▸ **INSTRUCTIONS TO FOLLOW**:
Transcribe the lines exactly, beginning with the one that contains "Output a JSON" and ending with the final line of the records. Do not transcribe pictures.

Records
━━━━━━━━
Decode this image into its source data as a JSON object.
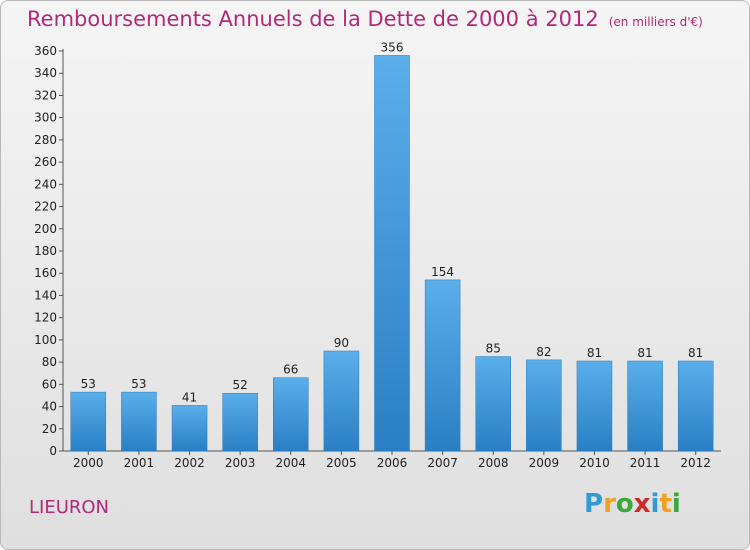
{
  "title": "Remboursements Annuels de la Dette de 2000 à 2012",
  "unit": "(en milliers d'€)",
  "commune": "LIEURON",
  "logo": {
    "letters": [
      "P",
      "r",
      "o",
      "x",
      "i",
      "t",
      "i"
    ],
    "colors": [
      "#2f9bd6",
      "#f0a020",
      "#3aa83a",
      "#d02a2a",
      "#2f9bd6",
      "#f0a020",
      "#3aa83a"
    ]
  },
  "colors": {
    "bar": "#3d9ee4",
    "title": "#b02a7a"
  },
  "chart_data": {
    "type": "bar",
    "title": "Remboursements Annuels de la Dette de 2000 à 2012",
    "categories": [
      "2000",
      "2001",
      "2002",
      "2003",
      "2004",
      "2005",
      "2006",
      "2007",
      "2008",
      "2009",
      "2010",
      "2011",
      "2012"
    ],
    "values": [
      53,
      53,
      41,
      52,
      66,
      90,
      356,
      154,
      85,
      82,
      81,
      81,
      81
    ],
    "ylim": [
      0,
      360
    ],
    "yticks": [
      0,
      20,
      40,
      60,
      80,
      100,
      120,
      140,
      160,
      180,
      200,
      220,
      240,
      260,
      280,
      300,
      320,
      340,
      360
    ],
    "grid": false,
    "data_labels": true
  }
}
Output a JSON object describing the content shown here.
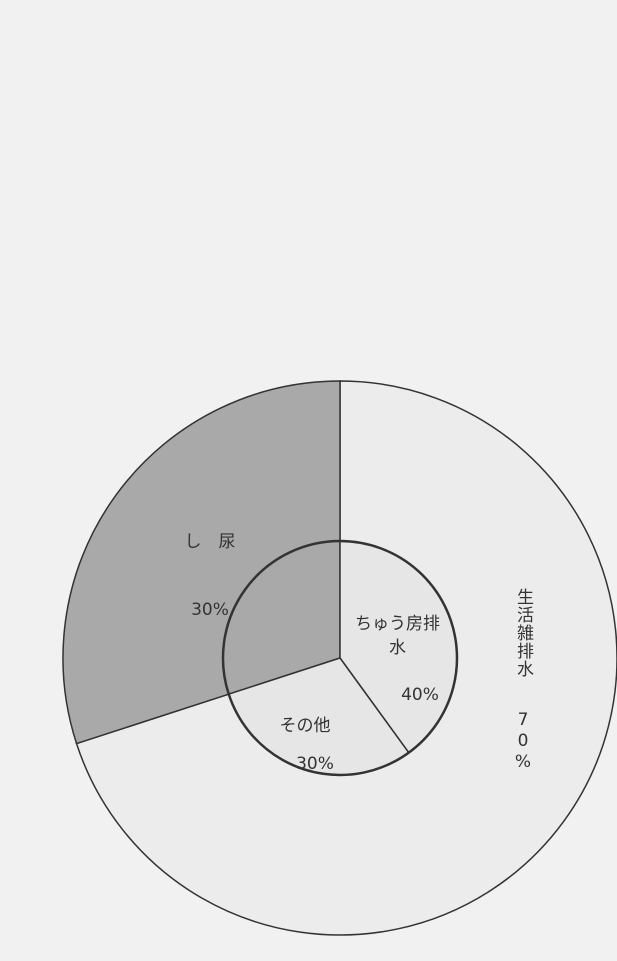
{
  "chart_data": {
    "type": "donut",
    "outer": {
      "categories": [
        "生活雑排水",
        "し　尿"
      ],
      "values": [
        70,
        30
      ],
      "value_labels": [
        "70%",
        "30%"
      ],
      "colors": [
        "#ececec",
        "#a9a9a9"
      ]
    },
    "inner": {
      "categories": [
        "ちゅう房排水",
        "その他"
      ],
      "values": [
        40,
        30
      ],
      "value_labels": [
        "40%",
        "30%"
      ],
      "colors": [
        "#e6e6e6",
        "#e6e6e6"
      ]
    }
  }
}
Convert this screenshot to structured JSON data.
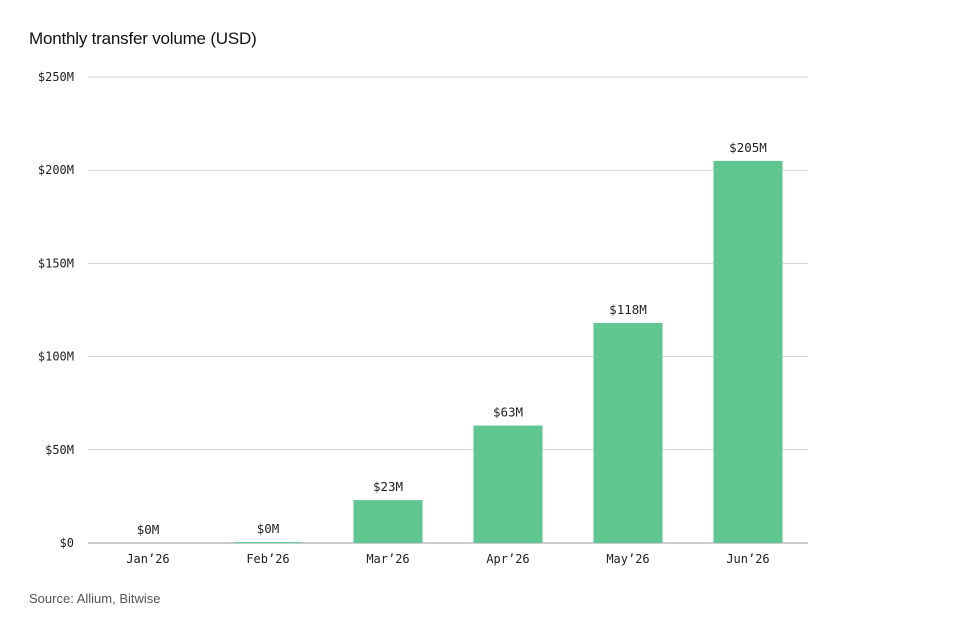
━━━━━━━━
▸ **RESPONSE**:
Output a JSON object describing the content shown here.
{
  "chart_data": {
    "type": "donut",
    "outer": {
      "categories": [
        "生活雑排水",
        "し　尿"
      ],
      "values": [
        70,
        30
      ],
      "value_labels": [
        "70%",
        "30%"
      ],
      "colors": [
        "#ececec",
        "#a9a9a9"
      ]
    },
    "inner": {
      "categories": [
        "ちゅう房排水",
        "その他"
      ],
      "values": [
        40,
        30
      ],
      "value_labels": [
        "40%",
        "30%"
      ],
      "colors": [
        "#e6e6e6",
        "#e6e6e6"
      ]
    }
  }
}
Convert this screenshot to structured JSON data.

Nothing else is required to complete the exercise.